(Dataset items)
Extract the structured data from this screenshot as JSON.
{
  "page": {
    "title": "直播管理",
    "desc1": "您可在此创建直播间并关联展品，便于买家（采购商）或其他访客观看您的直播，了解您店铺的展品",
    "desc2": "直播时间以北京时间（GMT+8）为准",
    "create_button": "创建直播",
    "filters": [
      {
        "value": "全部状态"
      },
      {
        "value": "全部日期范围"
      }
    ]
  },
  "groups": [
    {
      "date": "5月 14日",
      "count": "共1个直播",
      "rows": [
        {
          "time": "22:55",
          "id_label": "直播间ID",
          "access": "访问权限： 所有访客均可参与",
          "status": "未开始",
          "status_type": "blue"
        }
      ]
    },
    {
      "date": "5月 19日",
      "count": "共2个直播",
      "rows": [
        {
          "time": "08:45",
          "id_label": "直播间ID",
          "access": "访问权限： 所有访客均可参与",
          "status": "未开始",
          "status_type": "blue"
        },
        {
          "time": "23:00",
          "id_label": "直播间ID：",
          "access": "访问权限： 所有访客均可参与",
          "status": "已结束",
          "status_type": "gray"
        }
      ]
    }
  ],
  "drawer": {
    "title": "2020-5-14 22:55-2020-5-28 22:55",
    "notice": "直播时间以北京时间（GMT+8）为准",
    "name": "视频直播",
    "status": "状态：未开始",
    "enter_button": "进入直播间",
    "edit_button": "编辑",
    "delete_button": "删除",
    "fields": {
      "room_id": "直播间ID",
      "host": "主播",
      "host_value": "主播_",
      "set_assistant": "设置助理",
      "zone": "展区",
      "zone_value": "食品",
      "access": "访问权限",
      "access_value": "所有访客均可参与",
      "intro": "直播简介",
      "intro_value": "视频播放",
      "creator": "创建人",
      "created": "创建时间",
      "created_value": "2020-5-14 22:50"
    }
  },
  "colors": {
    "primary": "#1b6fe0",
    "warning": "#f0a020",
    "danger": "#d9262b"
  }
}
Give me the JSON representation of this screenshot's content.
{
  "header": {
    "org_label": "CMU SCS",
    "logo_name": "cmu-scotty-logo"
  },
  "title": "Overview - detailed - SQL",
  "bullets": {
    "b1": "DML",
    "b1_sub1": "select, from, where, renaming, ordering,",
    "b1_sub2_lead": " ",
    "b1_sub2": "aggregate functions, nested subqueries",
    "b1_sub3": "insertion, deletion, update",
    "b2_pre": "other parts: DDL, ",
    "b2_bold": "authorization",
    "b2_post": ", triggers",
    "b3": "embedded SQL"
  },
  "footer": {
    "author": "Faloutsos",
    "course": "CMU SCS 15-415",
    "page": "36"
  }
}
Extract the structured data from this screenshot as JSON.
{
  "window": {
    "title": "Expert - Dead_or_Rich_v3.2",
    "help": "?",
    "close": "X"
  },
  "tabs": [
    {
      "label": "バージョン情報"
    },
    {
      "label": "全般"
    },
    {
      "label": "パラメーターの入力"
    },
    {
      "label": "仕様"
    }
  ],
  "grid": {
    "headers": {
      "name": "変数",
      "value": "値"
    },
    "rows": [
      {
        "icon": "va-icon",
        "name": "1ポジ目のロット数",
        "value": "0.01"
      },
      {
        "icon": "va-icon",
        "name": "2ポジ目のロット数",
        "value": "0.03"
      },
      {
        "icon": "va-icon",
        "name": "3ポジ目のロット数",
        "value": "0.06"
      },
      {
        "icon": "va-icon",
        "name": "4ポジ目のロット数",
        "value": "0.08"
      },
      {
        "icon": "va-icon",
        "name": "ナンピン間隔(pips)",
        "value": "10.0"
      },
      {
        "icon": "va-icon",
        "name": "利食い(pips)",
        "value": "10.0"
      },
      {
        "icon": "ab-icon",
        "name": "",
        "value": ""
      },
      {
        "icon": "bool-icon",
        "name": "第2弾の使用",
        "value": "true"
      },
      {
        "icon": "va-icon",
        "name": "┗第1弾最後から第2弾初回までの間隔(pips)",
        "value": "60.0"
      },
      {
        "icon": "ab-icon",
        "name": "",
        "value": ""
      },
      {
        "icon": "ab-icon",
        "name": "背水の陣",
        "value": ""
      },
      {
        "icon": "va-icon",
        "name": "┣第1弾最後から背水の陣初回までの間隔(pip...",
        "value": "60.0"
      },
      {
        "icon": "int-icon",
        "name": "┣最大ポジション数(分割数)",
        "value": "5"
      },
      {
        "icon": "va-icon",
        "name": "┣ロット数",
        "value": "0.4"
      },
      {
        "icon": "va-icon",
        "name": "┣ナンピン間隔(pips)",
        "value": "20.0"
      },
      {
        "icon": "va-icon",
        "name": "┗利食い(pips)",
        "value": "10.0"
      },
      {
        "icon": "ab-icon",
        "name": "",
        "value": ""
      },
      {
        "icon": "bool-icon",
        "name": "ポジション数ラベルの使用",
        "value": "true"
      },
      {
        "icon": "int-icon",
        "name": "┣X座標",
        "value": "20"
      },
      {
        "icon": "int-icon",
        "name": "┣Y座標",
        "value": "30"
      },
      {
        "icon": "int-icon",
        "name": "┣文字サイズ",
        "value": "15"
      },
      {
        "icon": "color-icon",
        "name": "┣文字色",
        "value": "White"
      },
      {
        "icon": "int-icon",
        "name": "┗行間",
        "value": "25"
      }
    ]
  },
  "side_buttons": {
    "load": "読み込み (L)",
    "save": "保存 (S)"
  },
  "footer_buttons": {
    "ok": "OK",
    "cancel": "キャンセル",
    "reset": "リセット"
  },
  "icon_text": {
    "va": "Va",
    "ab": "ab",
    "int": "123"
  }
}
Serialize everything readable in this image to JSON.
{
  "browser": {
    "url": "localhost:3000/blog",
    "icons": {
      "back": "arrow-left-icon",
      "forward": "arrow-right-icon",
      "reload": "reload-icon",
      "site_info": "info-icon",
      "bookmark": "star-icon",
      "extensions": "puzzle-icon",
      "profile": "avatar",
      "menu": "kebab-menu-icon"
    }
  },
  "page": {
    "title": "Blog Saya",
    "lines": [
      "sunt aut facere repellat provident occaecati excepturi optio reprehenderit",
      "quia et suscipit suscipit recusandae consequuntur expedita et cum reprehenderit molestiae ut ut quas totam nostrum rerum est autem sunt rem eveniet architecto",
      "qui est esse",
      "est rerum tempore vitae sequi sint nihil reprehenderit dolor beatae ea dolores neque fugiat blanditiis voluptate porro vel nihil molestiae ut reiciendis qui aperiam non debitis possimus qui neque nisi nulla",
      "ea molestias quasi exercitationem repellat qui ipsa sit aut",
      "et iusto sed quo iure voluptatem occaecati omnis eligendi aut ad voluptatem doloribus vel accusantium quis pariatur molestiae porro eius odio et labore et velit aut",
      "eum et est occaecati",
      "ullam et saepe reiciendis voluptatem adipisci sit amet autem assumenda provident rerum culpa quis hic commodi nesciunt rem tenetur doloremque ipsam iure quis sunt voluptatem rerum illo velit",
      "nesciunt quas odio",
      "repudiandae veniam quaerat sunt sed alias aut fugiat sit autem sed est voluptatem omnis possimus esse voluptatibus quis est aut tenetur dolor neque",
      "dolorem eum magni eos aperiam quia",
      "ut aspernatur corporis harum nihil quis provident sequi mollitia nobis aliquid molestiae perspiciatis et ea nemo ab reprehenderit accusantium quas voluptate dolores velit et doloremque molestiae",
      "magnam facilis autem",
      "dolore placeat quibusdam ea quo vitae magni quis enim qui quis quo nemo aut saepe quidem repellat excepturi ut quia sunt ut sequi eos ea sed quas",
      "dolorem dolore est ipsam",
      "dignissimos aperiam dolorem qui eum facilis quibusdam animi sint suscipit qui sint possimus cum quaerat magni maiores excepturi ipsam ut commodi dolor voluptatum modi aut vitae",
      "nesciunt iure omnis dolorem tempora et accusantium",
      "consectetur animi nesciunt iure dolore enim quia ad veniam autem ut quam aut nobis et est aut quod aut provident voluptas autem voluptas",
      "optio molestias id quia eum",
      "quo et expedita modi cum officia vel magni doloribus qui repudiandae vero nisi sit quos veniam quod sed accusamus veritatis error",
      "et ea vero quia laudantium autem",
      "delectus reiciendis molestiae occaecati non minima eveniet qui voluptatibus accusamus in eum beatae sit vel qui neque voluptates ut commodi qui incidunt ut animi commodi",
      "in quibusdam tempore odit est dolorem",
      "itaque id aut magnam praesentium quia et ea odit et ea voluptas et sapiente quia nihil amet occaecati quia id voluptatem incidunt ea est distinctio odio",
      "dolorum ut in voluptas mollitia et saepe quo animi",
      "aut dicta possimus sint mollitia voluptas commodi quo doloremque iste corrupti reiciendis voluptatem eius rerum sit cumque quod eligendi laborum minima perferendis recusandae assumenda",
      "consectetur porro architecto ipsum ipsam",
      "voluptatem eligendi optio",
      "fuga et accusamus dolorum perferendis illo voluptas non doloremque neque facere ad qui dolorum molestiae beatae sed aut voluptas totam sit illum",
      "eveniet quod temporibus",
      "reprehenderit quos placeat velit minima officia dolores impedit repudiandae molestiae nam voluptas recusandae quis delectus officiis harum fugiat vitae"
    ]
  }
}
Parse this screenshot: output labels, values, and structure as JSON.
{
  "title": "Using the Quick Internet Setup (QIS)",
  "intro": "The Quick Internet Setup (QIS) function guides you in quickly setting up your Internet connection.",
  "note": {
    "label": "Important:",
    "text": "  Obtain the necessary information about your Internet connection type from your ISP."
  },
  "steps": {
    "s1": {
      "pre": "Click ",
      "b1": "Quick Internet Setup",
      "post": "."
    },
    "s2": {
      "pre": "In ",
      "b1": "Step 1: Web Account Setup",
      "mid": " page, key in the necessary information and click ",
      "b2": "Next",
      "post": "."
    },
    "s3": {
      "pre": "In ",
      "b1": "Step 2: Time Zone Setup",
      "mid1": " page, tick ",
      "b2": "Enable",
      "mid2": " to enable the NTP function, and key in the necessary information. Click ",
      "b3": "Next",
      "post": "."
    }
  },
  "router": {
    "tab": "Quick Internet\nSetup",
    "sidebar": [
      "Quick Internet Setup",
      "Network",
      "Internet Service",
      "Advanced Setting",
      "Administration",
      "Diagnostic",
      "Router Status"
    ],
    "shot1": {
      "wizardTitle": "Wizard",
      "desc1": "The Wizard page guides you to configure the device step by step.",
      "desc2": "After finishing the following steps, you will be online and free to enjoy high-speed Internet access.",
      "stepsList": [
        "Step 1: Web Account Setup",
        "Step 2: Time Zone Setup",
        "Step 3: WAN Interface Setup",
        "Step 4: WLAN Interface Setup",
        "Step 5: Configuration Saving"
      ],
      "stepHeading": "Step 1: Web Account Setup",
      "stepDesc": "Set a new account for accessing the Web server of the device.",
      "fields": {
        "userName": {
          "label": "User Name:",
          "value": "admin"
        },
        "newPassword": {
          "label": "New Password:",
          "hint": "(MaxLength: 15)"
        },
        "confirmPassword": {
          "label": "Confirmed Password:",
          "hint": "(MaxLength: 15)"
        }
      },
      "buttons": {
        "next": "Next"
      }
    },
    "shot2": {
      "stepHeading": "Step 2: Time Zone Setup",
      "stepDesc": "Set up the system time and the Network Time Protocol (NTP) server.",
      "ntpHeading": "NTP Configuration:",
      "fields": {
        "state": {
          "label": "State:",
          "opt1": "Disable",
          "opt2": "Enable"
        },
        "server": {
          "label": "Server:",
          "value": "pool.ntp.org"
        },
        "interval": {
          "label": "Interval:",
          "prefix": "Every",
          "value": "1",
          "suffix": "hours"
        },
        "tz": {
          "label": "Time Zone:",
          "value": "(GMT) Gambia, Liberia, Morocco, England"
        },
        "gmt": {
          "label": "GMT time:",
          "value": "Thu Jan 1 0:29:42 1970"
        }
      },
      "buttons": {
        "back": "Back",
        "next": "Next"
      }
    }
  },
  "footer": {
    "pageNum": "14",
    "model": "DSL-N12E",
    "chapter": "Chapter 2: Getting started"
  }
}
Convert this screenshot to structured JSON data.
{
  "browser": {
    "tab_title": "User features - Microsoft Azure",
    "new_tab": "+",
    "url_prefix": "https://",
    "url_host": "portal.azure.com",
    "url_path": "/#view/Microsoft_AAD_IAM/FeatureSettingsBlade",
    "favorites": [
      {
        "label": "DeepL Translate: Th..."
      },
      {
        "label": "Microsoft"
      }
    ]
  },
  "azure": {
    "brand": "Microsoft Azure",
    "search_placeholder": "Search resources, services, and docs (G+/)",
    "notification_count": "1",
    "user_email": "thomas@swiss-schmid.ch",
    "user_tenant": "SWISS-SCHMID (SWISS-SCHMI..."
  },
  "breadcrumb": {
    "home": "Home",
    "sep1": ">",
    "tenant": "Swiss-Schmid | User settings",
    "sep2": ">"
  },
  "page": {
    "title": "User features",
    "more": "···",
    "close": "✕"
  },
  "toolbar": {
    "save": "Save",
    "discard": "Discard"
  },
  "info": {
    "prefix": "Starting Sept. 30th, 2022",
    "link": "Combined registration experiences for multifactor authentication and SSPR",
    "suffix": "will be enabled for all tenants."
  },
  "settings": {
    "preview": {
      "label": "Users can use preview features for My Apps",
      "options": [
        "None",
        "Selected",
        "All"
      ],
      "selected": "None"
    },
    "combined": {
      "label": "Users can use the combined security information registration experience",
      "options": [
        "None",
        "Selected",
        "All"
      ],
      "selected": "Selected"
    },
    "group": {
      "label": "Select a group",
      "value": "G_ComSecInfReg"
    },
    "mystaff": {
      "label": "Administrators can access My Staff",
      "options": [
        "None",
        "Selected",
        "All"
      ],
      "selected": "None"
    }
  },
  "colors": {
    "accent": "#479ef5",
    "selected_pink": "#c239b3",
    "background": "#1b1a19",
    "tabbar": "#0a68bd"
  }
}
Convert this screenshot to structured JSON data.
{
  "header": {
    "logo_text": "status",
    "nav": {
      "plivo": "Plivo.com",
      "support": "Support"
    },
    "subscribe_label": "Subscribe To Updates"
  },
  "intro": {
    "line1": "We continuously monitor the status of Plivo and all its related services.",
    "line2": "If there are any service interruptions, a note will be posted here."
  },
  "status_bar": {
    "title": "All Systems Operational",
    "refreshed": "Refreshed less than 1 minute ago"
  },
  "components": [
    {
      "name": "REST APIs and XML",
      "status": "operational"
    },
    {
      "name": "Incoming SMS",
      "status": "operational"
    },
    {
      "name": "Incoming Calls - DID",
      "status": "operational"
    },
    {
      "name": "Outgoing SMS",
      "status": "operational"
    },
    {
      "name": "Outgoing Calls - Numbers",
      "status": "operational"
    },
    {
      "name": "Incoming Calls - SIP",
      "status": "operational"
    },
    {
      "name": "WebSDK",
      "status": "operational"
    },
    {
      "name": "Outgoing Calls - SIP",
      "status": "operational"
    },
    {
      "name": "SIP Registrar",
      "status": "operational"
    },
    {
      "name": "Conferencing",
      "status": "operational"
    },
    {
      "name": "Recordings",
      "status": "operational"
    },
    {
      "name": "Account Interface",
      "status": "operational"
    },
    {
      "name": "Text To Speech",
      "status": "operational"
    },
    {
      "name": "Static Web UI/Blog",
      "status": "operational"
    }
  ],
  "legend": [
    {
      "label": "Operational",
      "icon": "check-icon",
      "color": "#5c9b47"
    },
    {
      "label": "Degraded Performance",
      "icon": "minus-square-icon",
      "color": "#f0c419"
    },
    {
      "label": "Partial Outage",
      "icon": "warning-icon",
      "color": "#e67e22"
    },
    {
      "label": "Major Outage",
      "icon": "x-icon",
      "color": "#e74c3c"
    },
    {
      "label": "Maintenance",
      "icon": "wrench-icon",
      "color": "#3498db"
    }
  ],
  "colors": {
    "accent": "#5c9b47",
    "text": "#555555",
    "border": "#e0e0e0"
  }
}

_What the task asks_:
Select all lines in the listing that include the word "aperiam".

_Exercise result_:
      "est rerum tempore vitae sequi sint nihil reprehenderit dolor beatae ea dolores neque fugiat blanditiis voluptate porro vel nihil molestiae ut reiciendis qui aperiam non debitis possimus qui neque nisi nulla",
      "dolorem eum magni eos aperiam quia",
      "dignissimos aperiam dolorem qui eum facilis quibusdam animi sint suscipit qui sint possimus cum quaerat magni maiores excepturi ipsam ut commodi dolor voluptatum modi aut vitae",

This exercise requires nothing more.